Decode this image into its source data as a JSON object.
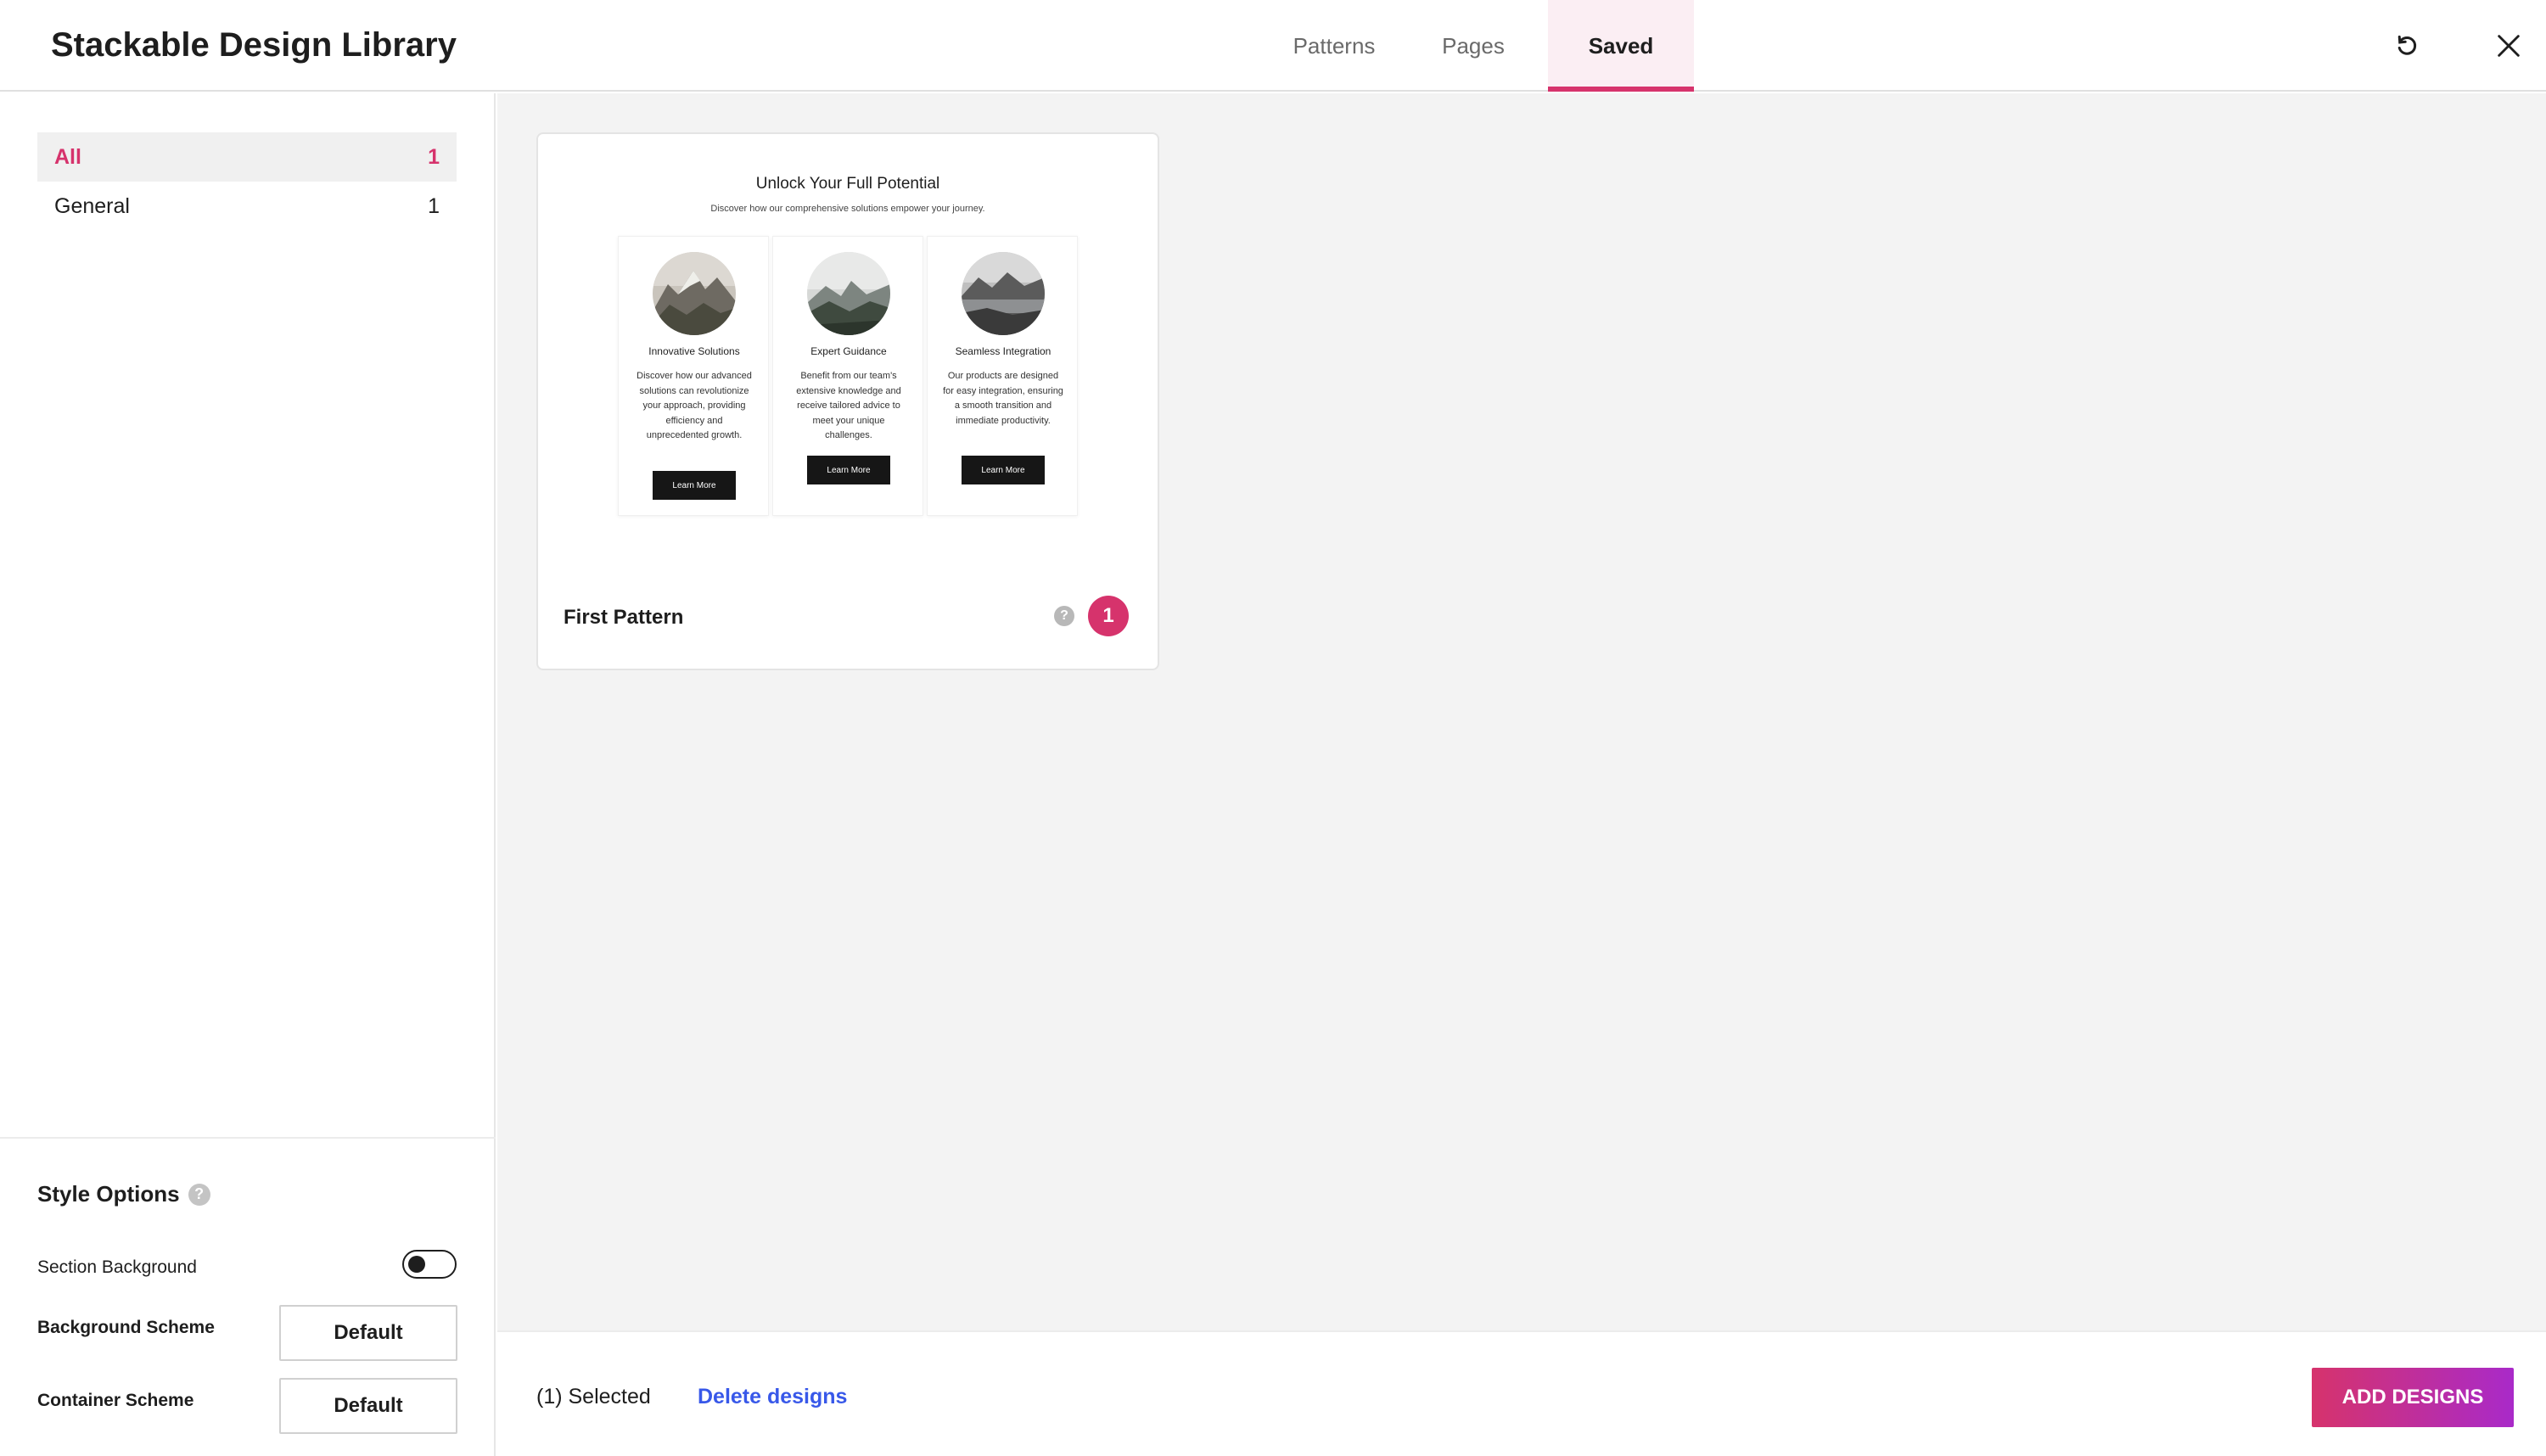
{
  "header": {
    "title": "Stackable Design Library",
    "tabs": [
      {
        "label": "Patterns",
        "active": false
      },
      {
        "label": "Pages",
        "active": false
      },
      {
        "label": "Saved",
        "active": true
      }
    ],
    "icons": {
      "refresh": "refresh-icon",
      "close": "close-icon"
    }
  },
  "sidebar": {
    "categories": [
      {
        "label": "All",
        "count": "1",
        "active": true
      },
      {
        "label": "General",
        "count": "1",
        "active": false
      }
    ],
    "style_options": {
      "title": "Style Options",
      "help": "?",
      "section_background_label": "Section Background",
      "section_background_on": false,
      "background_scheme_label": "Background Scheme",
      "background_scheme_value": "Default",
      "container_scheme_label": "Container Scheme",
      "container_scheme_value": "Default"
    }
  },
  "main": {
    "cards": [
      {
        "name": "First Pattern",
        "help": "?",
        "count": "1",
        "preview": {
          "title": "Unlock Your Full Potential",
          "subtitle": "Discover how our comprehensive solutions empower your journey.",
          "columns": [
            {
              "heading": "Innovative Solutions",
              "text": "Discover how our advanced solutions can revolutionize your approach, providing efficiency and unprecedented growth.",
              "button": "Learn More"
            },
            {
              "heading": "Expert Guidance",
              "text": "Benefit from our team's extensive knowledge and receive tailored advice to meet your unique challenges.",
              "button": "Learn More"
            },
            {
              "heading": "Seamless Integration",
              "text": "Our products are designed for easy integration, ensuring a smooth transition and immediate productivity.",
              "button": "Learn More"
            }
          ]
        }
      }
    ]
  },
  "footer": {
    "selected": "(1) Selected",
    "delete_label": "Delete designs",
    "add_label": "ADD DESIGNS"
  },
  "colors": {
    "accent": "#d6336c",
    "link": "#3858e9",
    "gradient_end": "#a92ac9",
    "panel_bg": "#f3f3f3"
  }
}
* * *
- Request -
Go through the material above and print all of it exactly, except the pictures.

- Solution below -
Decode this image into its source data as a JSON object.
{
  "header": {
    "title": "Stackable Design Library",
    "tabs": [
      {
        "label": "Patterns",
        "active": false
      },
      {
        "label": "Pages",
        "active": false
      },
      {
        "label": "Saved",
        "active": true
      }
    ],
    "icons": {
      "refresh": "refresh-icon",
      "close": "close-icon"
    }
  },
  "sidebar": {
    "categories": [
      {
        "label": "All",
        "count": "1",
        "active": true
      },
      {
        "label": "General",
        "count": "1",
        "active": false
      }
    ],
    "style_options": {
      "title": "Style Options",
      "help": "?",
      "section_background_label": "Section Background",
      "section_background_on": false,
      "background_scheme_label": "Background Scheme",
      "background_scheme_value": "Default",
      "container_scheme_label": "Container Scheme",
      "container_scheme_value": "Default"
    }
  },
  "main": {
    "cards": [
      {
        "name": "First Pattern",
        "help": "?",
        "count": "1",
        "preview": {
          "title": "Unlock Your Full Potential",
          "subtitle": "Discover how our comprehensive solutions empower your journey.",
          "columns": [
            {
              "heading": "Innovative Solutions",
              "text": "Discover how our advanced solutions can revolutionize your approach, providing efficiency and unprecedented growth.",
              "button": "Learn More"
            },
            {
              "heading": "Expert Guidance",
              "text": "Benefit from our team's extensive knowledge and receive tailored advice to meet your unique challenges.",
              "button": "Learn More"
            },
            {
              "heading": "Seamless Integration",
              "text": "Our products are designed for easy integration, ensuring a smooth transition and immediate productivity.",
              "button": "Learn More"
            }
          ]
        }
      }
    ]
  },
  "footer": {
    "selected": "(1) Selected",
    "delete_label": "Delete designs",
    "add_label": "ADD DESIGNS"
  },
  "colors": {
    "accent": "#d6336c",
    "link": "#3858e9",
    "gradient_end": "#a92ac9",
    "panel_bg": "#f3f3f3"
  }
}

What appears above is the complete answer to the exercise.